Extracted data>

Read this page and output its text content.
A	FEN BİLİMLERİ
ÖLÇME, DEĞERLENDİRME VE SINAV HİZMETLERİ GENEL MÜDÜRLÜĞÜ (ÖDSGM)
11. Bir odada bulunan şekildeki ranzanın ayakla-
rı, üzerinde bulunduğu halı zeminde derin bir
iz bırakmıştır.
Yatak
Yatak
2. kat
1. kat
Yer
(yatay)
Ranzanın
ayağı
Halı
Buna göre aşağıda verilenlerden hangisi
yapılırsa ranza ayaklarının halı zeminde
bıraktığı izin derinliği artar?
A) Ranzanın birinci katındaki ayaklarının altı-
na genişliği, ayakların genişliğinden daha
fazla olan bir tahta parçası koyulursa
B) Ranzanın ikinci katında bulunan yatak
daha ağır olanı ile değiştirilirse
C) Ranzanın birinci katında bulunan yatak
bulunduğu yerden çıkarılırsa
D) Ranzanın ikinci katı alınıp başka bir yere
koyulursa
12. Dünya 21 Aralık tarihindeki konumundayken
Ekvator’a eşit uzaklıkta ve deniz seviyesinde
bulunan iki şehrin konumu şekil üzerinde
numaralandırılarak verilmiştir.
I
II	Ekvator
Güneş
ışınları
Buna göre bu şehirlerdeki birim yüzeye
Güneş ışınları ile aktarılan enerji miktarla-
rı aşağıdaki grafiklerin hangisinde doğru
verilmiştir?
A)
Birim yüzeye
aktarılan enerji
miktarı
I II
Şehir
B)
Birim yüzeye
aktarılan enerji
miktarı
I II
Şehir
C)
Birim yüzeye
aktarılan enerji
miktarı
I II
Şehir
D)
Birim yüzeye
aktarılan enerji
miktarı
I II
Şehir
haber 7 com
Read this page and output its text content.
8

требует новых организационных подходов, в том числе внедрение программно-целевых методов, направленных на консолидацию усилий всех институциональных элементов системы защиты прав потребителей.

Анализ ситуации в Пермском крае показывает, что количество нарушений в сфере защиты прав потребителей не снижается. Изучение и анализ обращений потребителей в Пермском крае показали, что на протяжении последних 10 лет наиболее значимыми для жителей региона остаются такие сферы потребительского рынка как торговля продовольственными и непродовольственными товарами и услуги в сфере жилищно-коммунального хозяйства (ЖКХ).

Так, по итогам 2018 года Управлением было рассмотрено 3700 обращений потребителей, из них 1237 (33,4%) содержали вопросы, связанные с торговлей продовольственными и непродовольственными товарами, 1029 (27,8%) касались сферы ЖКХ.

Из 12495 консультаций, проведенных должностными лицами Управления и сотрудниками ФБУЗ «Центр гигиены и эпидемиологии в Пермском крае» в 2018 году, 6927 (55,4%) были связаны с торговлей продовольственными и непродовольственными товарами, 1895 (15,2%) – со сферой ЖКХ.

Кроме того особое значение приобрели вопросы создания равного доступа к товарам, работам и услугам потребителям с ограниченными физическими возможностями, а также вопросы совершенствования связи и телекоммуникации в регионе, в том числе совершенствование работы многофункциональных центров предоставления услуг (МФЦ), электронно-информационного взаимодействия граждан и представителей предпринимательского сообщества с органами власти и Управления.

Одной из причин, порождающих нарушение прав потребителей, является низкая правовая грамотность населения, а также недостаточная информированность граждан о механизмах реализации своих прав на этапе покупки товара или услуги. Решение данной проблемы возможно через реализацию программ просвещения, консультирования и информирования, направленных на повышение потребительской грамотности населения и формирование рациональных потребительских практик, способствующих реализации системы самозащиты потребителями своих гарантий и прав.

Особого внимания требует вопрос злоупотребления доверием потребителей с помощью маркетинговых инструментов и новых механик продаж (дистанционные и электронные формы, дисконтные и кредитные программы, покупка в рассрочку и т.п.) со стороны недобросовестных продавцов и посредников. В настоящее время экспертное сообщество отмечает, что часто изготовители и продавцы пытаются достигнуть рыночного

Work required> Make an exact copy of the material above.

Task result>
Read this page and output its text content.
A	FEN BİLİMLERİ
ÖLÇME, DEĞERLENDİRME VE SINAV HİZMETLERİ GENEL MÜDÜRLÜĞÜ (ÖDSGM)
11. Bir odada bulunan şekildeki ranzanın ayakla-
rı, üzerinde bulunduğu halı zeminde derin bir
iz bırakmıştır.
Yatak
Yatak
2. kat
1. kat
Yer
(yatay)
Ranzanın
ayağı
Halı
Buna göre aşağıda verilenlerden hangisi
yapılırsa ranza ayaklarının halı zeminde
bıraktığı izin derinliği artar?
A) Ranzanın birinci katındaki ayaklarının altı-
na genişliği, ayakların genişliğinden daha
fazla olan bir tahta parçası koyulursa
B) Ranzanın ikinci katında bulunan yatak
daha ağır olanı ile değiştirilirse
C) Ranzanın birinci katında bulunan yatak
bulunduğu yerden çıkarılırsa
D) Ranzanın ikinci katı alınıp başka bir yere
koyulursa
12. Dünya 21 Aralık tarihindeki konumundayken
Ekvator’a eşit uzaklıkta ve deniz seviyesinde
bulunan iki şehrin konumu şekil üzerinde
numaralandırılarak verilmiştir.
I
II	Ekvator
Güneş
ışınları
Buna göre bu şehirlerdeki birim yüzeye
Güneş ışınları ile aktarılan enerji miktarla-
rı aşağıdaki grafiklerin hangisinde doğru
verilmiştir?
A)
Birim yüzeye
aktarılan enerji
miktarı
I II
Şehir
B)
Birim yüzeye
aktarılan enerji
miktarı
I II
Şehir
C)
Birim yüzeye
aktarılan enerji
miktarı
I II
Şehir
D)
Birim yüzeye
aktarılan enerji
miktarı
I II
Şehir
haber 7 com
Read this page and output its text content.
8

требует новых организационных подходов, в том числе внедрение программно-целевых методов, направленных на консолидацию усилий всех институциональных элементов системы защиты прав потребителей.

Анализ ситуации в Пермском крае показывает, что количество нарушений в сфере защиты прав потребителей не снижается. Изучение и анализ обращений потребителей в Пермском крае показали, что на протяжении последних 10 лет наиболее значимыми для жителей региона остаются такие сферы потребительского рынка как торговля продовольственными и непродовольственными товарами и услуги в сфере жилищно-коммунального хозяйства (ЖКХ).

Так, по итогам 2018 года Управлением было рассмотрено 3700 обращений потребителей, из них 1237 (33,4%) содержали вопросы, связанные с торговлей продовольственными и непродовольственными товарами, 1029 (27,8%) касались сферы ЖКХ.

Из 12495 консультаций, проведенных должностными лицами Управления и сотрудниками ФБУЗ «Центр гигиены и эпидемиологии в Пермском крае» в 2018 году, 6927 (55,4%) были связаны с торговлей продовольственными и непродовольственными товарами, 1895 (15,2%) – со сферой ЖКХ.

Кроме того особое значение приобрели вопросы создания равного доступа к товарам, работам и услугам потребителям с ограниченными физическими возможностями, а также вопросы совершенствования связи и телекоммуникации в регионе, в том числе совершенствование работы многофункциональных центров предоставления услуг (МФЦ), электронно-информационного взаимодействия граждан и представителей предпринимательского сообщества с органами власти и Управления.

Одной из причин, порождающих нарушение прав потребителей, является низкая правовая грамотность населения, а также недостаточная информированность граждан о механизмах реализации своих прав на этапе покупки товара или услуги. Решение данной проблемы возможно через реализацию программ просвещения, консультирования и информирования, направленных на повышение потребительской грамотности населения и формирование рациональных потребительских практик, способствующих реализации системы самозащиты потребителями своих гарантий и прав.

Особого внимания требует вопрос злоупотребления доверием потребителей с помощью маркетинговых инструментов и новых механик продаж (дистанционные и электронные формы, дисконтные и кредитные программы, покупка в рассрочку и т.п.) со стороны недобросовестных продавцов и посредников. В настоящее время экспертное сообщество отмечает, что часто изготовители и продавцы пытаются достигнуть рыночного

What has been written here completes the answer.